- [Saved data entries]
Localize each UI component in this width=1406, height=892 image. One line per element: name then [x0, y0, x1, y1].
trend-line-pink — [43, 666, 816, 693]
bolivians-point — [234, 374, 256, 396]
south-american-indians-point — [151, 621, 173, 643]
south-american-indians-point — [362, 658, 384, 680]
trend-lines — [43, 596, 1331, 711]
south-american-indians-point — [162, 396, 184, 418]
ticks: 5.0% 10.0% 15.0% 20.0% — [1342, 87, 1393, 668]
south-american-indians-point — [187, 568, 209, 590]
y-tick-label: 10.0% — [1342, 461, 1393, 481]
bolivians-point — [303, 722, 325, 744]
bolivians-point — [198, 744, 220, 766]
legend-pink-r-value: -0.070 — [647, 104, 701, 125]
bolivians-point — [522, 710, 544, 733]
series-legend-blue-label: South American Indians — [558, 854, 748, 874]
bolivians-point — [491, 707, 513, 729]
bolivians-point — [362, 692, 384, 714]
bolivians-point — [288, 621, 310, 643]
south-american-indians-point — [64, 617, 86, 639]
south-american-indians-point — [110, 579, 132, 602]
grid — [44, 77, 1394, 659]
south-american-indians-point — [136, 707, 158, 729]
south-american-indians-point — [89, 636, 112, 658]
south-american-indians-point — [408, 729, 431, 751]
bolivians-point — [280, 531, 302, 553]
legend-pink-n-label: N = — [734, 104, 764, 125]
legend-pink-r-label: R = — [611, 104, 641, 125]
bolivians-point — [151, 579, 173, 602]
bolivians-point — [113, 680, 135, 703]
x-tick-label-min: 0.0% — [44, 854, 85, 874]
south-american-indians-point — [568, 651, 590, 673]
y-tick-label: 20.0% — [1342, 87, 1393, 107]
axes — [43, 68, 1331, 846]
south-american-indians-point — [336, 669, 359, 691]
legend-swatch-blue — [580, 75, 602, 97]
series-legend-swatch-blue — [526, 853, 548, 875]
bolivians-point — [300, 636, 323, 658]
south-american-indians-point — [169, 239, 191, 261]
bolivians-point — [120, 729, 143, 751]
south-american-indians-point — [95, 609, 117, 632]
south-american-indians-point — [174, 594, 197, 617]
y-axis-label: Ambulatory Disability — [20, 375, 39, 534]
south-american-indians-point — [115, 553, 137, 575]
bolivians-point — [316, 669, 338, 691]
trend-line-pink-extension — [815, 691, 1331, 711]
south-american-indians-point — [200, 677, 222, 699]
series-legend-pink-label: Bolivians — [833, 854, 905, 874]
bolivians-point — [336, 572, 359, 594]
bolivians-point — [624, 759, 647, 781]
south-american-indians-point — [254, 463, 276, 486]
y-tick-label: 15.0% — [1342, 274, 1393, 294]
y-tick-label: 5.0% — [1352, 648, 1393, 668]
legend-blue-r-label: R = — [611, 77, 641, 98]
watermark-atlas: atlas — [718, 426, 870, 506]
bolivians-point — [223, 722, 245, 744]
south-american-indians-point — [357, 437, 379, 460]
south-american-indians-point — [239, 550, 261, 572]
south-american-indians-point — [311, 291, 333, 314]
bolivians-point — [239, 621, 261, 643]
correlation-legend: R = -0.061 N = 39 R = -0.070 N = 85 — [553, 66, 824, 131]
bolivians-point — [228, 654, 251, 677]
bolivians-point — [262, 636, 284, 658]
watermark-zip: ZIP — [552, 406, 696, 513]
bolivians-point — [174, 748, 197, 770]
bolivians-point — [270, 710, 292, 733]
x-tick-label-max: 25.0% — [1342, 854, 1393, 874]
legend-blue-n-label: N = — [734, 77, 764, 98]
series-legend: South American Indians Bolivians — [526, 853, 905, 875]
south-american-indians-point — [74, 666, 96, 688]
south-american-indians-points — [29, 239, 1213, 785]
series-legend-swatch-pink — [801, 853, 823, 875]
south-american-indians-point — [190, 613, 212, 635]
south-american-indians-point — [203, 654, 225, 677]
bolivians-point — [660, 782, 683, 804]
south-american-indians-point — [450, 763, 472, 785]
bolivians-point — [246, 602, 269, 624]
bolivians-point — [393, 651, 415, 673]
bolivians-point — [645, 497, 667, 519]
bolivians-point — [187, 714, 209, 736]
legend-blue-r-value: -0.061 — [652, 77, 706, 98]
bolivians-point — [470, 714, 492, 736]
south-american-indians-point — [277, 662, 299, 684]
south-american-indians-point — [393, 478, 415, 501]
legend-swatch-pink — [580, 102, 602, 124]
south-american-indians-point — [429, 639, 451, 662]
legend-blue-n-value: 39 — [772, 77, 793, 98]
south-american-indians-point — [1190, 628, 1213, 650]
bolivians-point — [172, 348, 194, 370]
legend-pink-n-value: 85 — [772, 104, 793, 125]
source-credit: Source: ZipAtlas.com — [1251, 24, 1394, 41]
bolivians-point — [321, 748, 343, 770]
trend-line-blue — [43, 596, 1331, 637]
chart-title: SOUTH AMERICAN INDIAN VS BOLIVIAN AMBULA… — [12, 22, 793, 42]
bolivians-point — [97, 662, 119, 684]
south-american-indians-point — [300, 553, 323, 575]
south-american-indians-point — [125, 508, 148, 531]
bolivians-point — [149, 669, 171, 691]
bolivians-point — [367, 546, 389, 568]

- [GIVEN EXERCISE]
Retype every line of the listing above without any changes.

- [THE ANSWER]
Localize each UI component in this width=1406, height=892 image. One line per element: name then [x0, y0, x1, y1].
trend-line-pink — [43, 666, 816, 693]
bolivians-point — [234, 374, 256, 396]
south-american-indians-point — [151, 621, 173, 643]
south-american-indians-point — [362, 658, 384, 680]
trend-lines — [43, 596, 1331, 711]
south-american-indians-point — [162, 396, 184, 418]
ticks: 5.0% 10.0% 15.0% 20.0% — [1342, 87, 1393, 668]
south-american-indians-point — [187, 568, 209, 590]
y-tick-label: 10.0% — [1342, 461, 1393, 481]
bolivians-point — [303, 722, 325, 744]
bolivians-point — [198, 744, 220, 766]
legend-pink-r-value: -0.070 — [647, 104, 701, 125]
bolivians-point — [522, 710, 544, 733]
series-legend-blue-label: South American Indians — [558, 854, 748, 874]
bolivians-point — [491, 707, 513, 729]
bolivians-point — [362, 692, 384, 714]
bolivians-point — [288, 621, 310, 643]
south-american-indians-point — [64, 617, 86, 639]
south-american-indians-point — [110, 579, 132, 602]
grid — [44, 77, 1394, 659]
south-american-indians-point — [136, 707, 158, 729]
south-american-indians-point — [89, 636, 112, 658]
south-american-indians-point — [408, 729, 431, 751]
bolivians-point — [280, 531, 302, 553]
legend-pink-n-label: N = — [734, 104, 764, 125]
legend-pink-r-label: R = — [611, 104, 641, 125]
bolivians-point — [151, 579, 173, 602]
bolivians-point — [113, 680, 135, 703]
x-tick-label-min: 0.0% — [44, 854, 85, 874]
south-american-indians-point — [568, 651, 590, 673]
y-tick-label: 20.0% — [1342, 87, 1393, 107]
axes — [43, 68, 1331, 846]
south-american-indians-point — [336, 669, 359, 691]
legend-swatch-blue — [580, 75, 602, 97]
series-legend-swatch-blue — [526, 853, 548, 875]
bolivians-point — [300, 636, 323, 658]
south-american-indians-point — [169, 239, 191, 261]
bolivians-point — [120, 729, 143, 751]
south-american-indians-point — [95, 609, 117, 632]
south-american-indians-point — [174, 594, 197, 617]
y-axis-label: Ambulatory Disability — [20, 375, 39, 534]
south-american-indians-point — [115, 553, 137, 575]
bolivians-point — [316, 669, 338, 691]
trend-line-pink-extension — [815, 691, 1331, 711]
south-american-indians-point — [200, 677, 222, 699]
series-legend-pink-label: Bolivians — [833, 854, 905, 874]
bolivians-point — [336, 572, 359, 594]
bolivians-point — [624, 759, 647, 781]
south-american-indians-point — [254, 463, 276, 486]
y-tick-label: 15.0% — [1342, 274, 1393, 294]
y-tick-label: 5.0% — [1352, 648, 1393, 668]
legend-blue-r-label: R = — [611, 77, 641, 98]
watermark-atlas: atlas — [718, 426, 870, 506]
bolivians-point — [223, 722, 245, 744]
south-american-indians-point — [357, 437, 379, 460]
south-american-indians-point — [239, 550, 261, 572]
south-american-indians-point — [311, 291, 333, 314]
bolivians-point — [239, 621, 261, 643]
correlation-legend: R = -0.061 N = 39 R = -0.070 N = 85 — [553, 66, 824, 131]
bolivians-point — [228, 654, 251, 677]
bolivians-point — [262, 636, 284, 658]
watermark-zip: ZIP — [552, 406, 696, 513]
bolivians-point — [174, 748, 197, 770]
bolivians-point — [270, 710, 292, 733]
x-tick-label-max: 25.0% — [1342, 854, 1393, 874]
legend-blue-n-label: N = — [734, 77, 764, 98]
series-legend: South American Indians Bolivians — [526, 853, 905, 875]
south-american-indians-point — [74, 666, 96, 688]
south-american-indians-points — [29, 239, 1213, 785]
series-legend-swatch-pink — [801, 853, 823, 875]
south-american-indians-point — [190, 613, 212, 635]
south-american-indians-point — [203, 654, 225, 677]
bolivians-point — [660, 782, 683, 804]
south-american-indians-point — [450, 763, 472, 785]
bolivians-point — [246, 602, 269, 624]
bolivians-point — [393, 651, 415, 673]
bolivians-point — [645, 497, 667, 519]
bolivians-point — [187, 714, 209, 736]
legend-blue-r-value: -0.061 — [652, 77, 706, 98]
bolivians-point — [470, 714, 492, 736]
south-american-indians-point — [277, 662, 299, 684]
south-american-indians-point — [393, 478, 415, 501]
legend-swatch-pink — [580, 102, 602, 124]
south-american-indians-point — [429, 639, 451, 662]
legend-blue-n-value: 39 — [772, 77, 793, 98]
south-american-indians-point — [1190, 628, 1213, 650]
bolivians-point — [172, 348, 194, 370]
legend-pink-n-value: 85 — [772, 104, 793, 125]
source-credit: Source: ZipAtlas.com — [1251, 24, 1394, 41]
bolivians-point — [321, 748, 343, 770]
trend-line-blue — [43, 596, 1331, 637]
chart-title: SOUTH AMERICAN INDIAN VS BOLIVIAN AMBULA… — [12, 22, 793, 42]
bolivians-point — [97, 662, 119, 684]
south-american-indians-point — [300, 553, 323, 575]
south-american-indians-point — [125, 508, 148, 531]
bolivians-point — [149, 669, 171, 691]
bolivians-point — [367, 546, 389, 568]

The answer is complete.